Page excerpt —
#####

In [1]:
import mypathsetup
import config
import pandas as pd

# crime_in_neighborhood_2008_2016

In [2]:
df = pd.read_csv(config.r_crime_data / 'crime_in_neighborhood_2008_2016.csv')
df.head()

Unnamed: 0,Year,Security,Immigrants Total Percentage,Immigrants Males Percentage,Immigrants Females Percentage,Locals Total Percentage,Locals Males Percentage,Locals Females Percentage
0,2008,Experiences crime in the neighbourhood,4.0,3.6,4.2,3.1,3.0,3.2
1,2009,Experiences crime in the neighbourhood,9.8,8.4,10.9,3.9,4.2,3.7
2,2010,Experiences crime in the neighbourhood,8.5,6.2,10.3,3.5,3.5,3.4
3,2011,Experiences crime in the neighbourhood,4.3,5.0,3.8,2.3,2.6,1.9
4,2012,Experiences crime in the neighbourhood,5.7,7.0,4.6,3.2,3.2,3.3


* remove security column (all values are same)
* create immigrants/locals column (dimension)
* create total/males/females column (dimension)
* create pct_crime_nbhd (measure)


In [3]:
df = df.drop(columns="Security")
df = pd.melt(df, id_vars="Year", value_name="pct_crime_nbhd")

#####

Assigned task — From the notebook excerpt, list every data-preparation step in its bulleted plan.

#####

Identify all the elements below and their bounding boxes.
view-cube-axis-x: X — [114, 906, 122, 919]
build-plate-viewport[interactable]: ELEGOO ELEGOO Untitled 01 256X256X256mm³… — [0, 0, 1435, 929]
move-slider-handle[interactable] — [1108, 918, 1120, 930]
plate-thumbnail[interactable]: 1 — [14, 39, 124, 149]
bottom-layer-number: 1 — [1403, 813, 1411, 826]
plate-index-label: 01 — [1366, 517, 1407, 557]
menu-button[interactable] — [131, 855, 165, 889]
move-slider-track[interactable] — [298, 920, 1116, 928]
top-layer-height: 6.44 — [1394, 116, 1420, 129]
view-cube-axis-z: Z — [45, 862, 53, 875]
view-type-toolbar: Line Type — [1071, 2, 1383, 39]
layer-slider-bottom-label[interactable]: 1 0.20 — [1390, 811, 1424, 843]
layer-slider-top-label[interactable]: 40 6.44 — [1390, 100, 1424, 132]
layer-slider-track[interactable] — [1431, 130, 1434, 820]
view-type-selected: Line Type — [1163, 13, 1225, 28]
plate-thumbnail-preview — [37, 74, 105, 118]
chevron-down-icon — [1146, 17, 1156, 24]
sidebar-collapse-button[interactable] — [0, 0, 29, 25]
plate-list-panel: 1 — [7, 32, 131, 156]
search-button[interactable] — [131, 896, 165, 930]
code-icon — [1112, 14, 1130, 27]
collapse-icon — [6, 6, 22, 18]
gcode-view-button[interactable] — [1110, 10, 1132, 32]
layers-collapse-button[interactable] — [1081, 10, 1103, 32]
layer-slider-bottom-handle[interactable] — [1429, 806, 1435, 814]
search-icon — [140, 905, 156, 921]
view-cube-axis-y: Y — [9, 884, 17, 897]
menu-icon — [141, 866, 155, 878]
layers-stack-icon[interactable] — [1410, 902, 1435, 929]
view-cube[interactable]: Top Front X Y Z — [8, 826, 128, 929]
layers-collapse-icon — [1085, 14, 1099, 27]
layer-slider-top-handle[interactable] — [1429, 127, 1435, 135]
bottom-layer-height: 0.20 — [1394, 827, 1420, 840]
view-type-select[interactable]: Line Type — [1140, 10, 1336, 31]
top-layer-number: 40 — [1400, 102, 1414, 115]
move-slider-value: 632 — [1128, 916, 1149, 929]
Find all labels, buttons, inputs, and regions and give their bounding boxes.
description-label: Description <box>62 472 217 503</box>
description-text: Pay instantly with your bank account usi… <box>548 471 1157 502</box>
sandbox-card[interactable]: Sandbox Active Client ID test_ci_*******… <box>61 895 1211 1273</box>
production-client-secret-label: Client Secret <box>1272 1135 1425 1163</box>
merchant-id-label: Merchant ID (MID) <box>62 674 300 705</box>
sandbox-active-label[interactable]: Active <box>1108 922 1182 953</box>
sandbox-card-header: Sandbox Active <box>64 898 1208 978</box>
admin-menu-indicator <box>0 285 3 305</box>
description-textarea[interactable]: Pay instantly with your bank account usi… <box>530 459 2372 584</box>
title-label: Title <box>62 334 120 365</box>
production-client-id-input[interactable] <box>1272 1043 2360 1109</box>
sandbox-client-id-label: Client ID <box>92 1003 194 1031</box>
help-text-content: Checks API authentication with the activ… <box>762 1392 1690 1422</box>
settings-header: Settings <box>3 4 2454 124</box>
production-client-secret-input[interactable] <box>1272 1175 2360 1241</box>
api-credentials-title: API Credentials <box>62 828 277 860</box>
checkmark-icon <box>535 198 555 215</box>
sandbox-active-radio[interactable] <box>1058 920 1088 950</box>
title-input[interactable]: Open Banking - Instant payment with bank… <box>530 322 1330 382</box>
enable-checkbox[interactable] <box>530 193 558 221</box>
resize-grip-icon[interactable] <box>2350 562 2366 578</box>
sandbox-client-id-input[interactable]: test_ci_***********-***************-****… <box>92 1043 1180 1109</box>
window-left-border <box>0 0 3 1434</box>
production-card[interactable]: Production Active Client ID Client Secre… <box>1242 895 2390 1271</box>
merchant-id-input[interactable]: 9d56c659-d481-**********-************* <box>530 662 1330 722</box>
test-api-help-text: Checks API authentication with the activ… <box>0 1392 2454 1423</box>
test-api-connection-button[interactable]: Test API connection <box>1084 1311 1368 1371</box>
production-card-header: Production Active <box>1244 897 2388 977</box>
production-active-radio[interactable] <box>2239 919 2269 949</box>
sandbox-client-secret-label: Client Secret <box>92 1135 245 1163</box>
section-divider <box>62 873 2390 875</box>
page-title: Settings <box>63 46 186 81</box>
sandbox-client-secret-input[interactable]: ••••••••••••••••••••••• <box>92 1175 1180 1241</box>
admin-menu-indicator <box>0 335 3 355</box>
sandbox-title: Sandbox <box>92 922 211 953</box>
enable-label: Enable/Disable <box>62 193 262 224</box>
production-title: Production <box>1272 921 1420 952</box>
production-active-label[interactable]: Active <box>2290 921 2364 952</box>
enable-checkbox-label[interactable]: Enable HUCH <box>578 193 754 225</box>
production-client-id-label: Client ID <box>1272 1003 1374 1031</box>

#####

Your response —
- remove security column (all values are same)
- create immigrants/locals column (dimension)
- create total/males/females column (dimension)
- create pct_crime_nbhd (measure)